EXERCISE DETAILS → Look through the records and report how many lines include the word "TIME", with no other words.
── RECORDS PROVIDED
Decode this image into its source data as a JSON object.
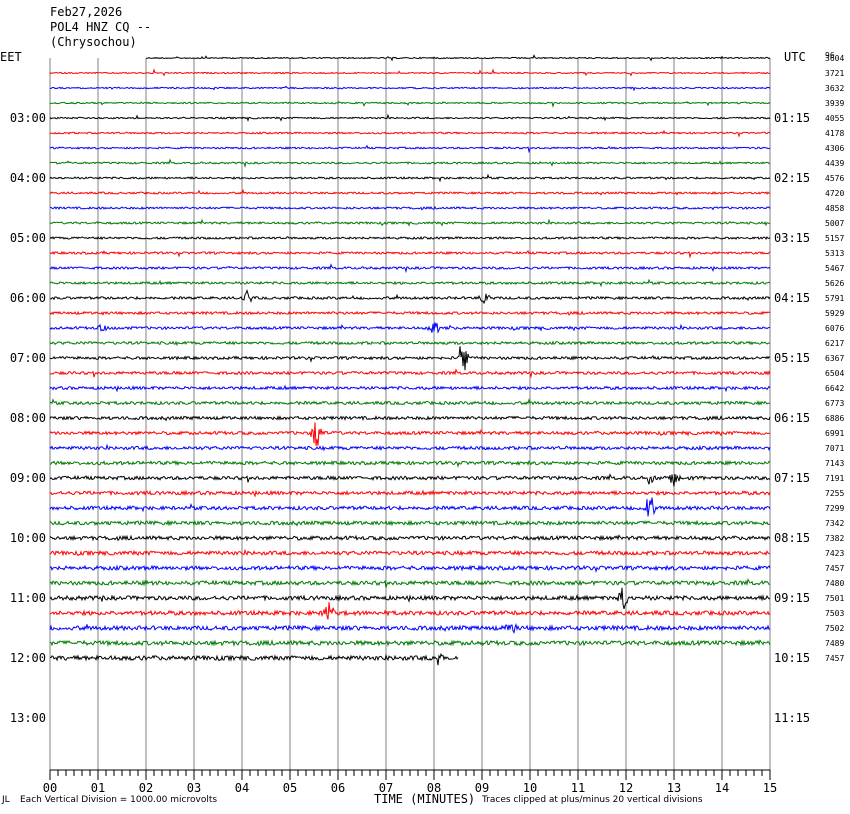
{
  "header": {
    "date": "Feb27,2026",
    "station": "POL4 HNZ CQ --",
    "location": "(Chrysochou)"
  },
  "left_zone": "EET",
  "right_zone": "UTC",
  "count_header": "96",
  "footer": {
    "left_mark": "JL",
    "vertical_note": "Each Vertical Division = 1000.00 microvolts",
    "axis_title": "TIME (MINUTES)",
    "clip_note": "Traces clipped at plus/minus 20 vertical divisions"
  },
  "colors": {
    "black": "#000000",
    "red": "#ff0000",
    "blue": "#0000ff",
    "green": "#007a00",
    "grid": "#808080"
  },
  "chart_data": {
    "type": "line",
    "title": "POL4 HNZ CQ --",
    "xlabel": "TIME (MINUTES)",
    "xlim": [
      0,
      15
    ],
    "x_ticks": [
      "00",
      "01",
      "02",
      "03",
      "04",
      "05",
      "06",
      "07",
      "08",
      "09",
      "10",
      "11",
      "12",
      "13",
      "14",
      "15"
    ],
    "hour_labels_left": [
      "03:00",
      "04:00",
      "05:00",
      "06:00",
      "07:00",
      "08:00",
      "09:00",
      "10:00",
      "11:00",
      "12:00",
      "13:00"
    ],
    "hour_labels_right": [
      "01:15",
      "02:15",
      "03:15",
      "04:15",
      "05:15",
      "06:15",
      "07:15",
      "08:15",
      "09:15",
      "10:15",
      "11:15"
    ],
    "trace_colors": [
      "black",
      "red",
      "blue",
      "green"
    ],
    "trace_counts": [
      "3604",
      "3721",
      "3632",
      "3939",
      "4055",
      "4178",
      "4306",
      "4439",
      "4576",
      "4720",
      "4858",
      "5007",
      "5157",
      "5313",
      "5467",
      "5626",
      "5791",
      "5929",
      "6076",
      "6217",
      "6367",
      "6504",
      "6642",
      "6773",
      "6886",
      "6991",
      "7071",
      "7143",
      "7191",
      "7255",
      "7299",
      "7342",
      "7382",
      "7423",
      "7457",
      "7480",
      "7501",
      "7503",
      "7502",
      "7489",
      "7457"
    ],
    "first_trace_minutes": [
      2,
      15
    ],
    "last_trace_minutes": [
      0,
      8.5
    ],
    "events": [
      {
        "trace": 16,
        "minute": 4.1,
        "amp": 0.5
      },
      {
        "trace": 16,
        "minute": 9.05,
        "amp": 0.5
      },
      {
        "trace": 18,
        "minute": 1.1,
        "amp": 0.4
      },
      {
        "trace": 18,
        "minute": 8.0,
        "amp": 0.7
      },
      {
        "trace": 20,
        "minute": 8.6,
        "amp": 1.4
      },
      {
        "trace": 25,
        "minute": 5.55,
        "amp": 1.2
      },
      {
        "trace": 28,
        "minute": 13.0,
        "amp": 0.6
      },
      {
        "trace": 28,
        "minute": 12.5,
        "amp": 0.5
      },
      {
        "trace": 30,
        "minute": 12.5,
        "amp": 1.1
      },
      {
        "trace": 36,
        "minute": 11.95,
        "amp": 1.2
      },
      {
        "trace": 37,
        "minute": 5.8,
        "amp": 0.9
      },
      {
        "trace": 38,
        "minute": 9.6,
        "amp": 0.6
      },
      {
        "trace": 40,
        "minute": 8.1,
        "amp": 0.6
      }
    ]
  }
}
────
── RECORDS PROVIDED
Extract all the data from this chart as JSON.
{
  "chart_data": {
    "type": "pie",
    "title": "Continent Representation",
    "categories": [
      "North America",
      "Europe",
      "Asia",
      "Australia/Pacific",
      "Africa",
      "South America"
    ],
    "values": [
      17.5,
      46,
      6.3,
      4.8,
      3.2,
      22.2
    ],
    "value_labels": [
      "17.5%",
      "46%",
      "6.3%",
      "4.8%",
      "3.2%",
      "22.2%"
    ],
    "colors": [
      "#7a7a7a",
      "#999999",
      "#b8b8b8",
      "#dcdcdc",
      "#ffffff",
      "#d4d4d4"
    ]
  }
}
────
EXERCISE RESULT → 2